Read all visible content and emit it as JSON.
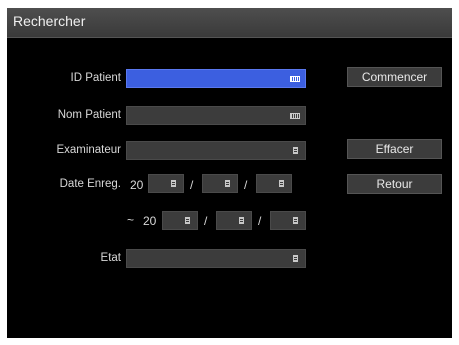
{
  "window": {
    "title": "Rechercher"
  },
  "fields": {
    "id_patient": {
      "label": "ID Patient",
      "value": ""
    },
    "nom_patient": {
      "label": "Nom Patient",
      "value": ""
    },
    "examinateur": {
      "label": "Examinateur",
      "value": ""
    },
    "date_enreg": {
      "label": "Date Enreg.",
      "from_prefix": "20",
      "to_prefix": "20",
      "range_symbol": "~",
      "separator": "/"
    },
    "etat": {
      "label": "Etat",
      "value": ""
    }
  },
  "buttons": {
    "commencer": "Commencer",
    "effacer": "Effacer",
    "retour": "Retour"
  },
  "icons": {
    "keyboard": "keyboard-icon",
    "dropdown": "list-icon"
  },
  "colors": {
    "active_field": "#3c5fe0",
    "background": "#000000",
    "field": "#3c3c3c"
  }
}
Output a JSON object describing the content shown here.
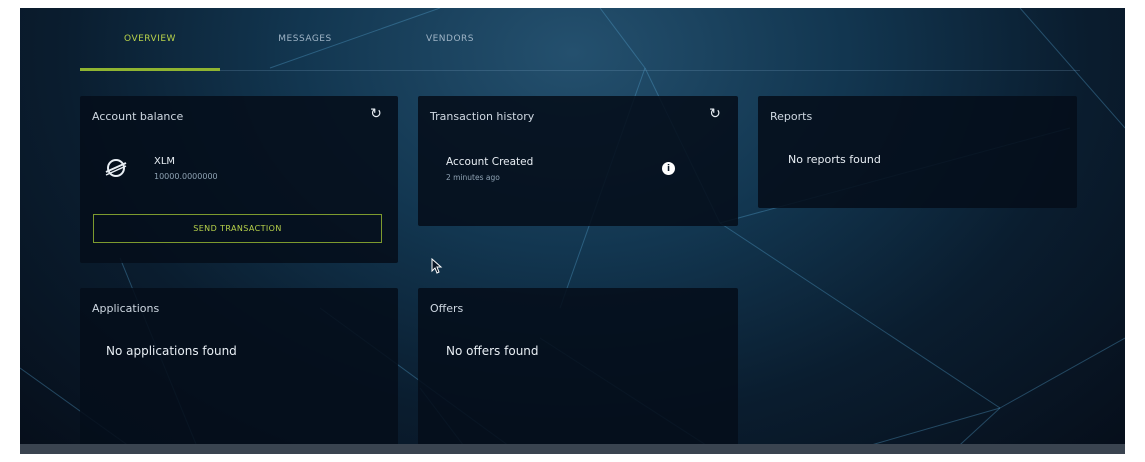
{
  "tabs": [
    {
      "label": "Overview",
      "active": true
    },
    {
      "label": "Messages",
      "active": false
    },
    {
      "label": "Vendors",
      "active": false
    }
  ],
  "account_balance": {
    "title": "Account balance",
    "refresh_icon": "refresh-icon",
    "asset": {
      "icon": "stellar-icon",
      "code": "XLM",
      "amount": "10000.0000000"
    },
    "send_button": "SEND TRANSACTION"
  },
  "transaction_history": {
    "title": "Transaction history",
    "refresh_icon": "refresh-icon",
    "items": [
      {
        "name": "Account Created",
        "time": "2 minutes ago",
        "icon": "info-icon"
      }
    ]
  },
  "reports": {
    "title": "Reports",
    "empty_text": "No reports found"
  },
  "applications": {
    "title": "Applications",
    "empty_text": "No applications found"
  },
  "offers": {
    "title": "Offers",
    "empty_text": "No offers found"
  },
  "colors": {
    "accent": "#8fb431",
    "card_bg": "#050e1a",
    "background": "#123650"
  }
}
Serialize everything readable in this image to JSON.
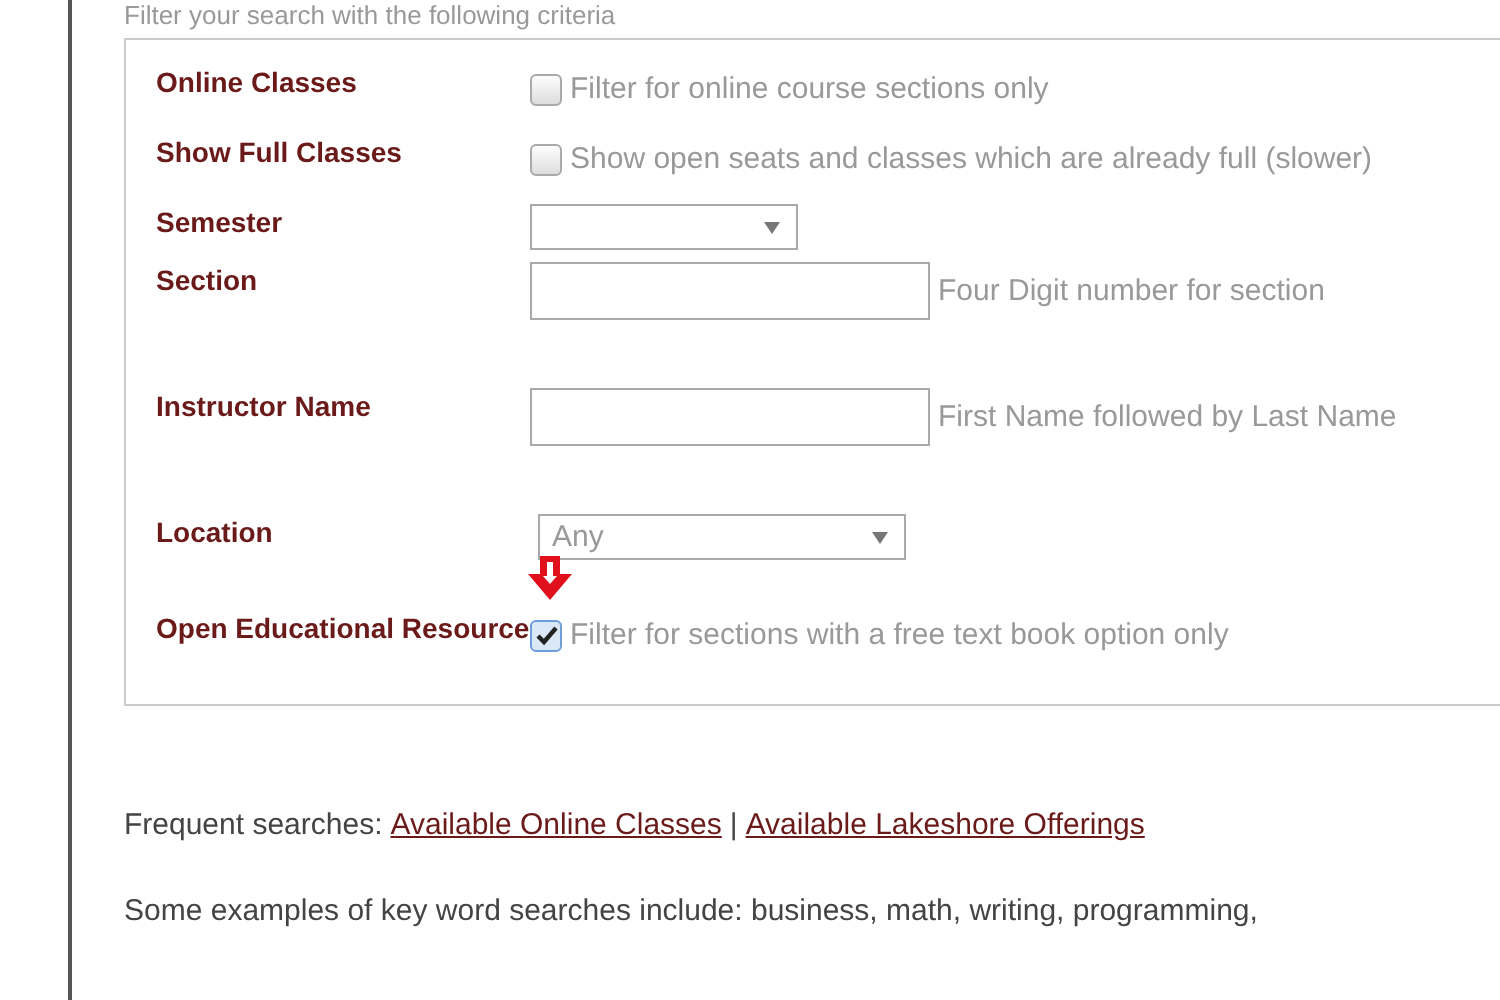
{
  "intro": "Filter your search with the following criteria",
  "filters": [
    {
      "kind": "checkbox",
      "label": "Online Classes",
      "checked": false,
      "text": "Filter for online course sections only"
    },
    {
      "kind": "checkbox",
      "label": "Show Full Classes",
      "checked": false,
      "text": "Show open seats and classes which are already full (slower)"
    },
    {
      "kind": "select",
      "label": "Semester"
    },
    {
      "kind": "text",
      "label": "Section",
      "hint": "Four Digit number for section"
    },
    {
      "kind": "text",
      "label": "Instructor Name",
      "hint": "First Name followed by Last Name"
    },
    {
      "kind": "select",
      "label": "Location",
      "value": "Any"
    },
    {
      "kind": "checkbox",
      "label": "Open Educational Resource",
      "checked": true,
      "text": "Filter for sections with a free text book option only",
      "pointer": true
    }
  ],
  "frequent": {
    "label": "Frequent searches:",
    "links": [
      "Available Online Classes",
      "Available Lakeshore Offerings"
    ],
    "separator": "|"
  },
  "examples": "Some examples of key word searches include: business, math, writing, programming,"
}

————————

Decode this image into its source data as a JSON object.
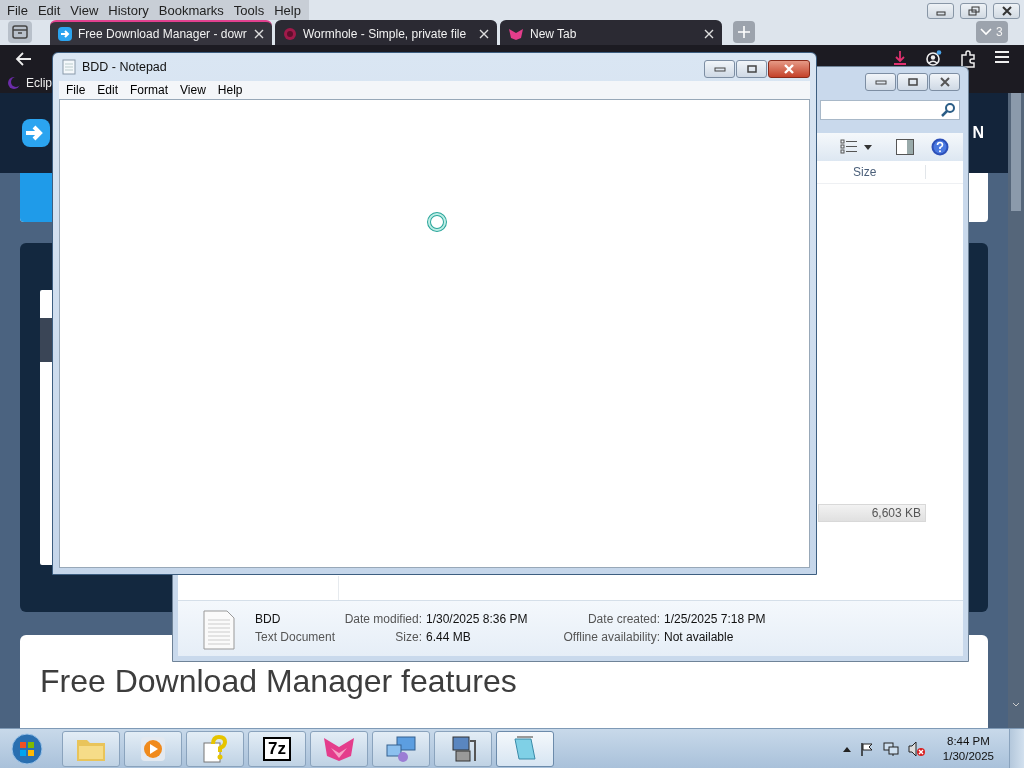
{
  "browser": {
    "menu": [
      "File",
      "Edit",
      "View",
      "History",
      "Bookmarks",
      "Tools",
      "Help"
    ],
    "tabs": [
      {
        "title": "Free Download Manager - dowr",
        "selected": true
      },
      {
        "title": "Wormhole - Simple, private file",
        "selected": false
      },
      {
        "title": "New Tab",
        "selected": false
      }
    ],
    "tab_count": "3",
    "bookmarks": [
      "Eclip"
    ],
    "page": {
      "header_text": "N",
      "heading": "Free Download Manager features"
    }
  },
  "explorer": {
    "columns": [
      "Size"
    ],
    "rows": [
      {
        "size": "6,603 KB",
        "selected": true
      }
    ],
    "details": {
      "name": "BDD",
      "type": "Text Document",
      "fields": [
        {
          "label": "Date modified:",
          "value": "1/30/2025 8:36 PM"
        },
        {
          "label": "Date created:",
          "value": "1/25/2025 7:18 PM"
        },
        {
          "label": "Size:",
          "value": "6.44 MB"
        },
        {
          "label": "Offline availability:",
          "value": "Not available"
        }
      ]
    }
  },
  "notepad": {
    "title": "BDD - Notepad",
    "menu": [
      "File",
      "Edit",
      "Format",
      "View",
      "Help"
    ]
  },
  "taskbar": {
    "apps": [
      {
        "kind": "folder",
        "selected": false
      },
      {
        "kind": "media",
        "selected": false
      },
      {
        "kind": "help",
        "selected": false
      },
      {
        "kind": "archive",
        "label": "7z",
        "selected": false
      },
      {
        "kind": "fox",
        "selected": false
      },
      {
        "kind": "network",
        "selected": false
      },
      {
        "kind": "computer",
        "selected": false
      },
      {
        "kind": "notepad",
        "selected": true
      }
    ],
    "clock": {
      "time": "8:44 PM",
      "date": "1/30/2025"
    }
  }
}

————————

- [WORK TO COMPLETE]
Where a line in the material above holds "sections", copy that line.

- [ANSWER BELOW]
      "text": "Filter for online course sections only"
      "text": "Filter for sections with a free text book option only",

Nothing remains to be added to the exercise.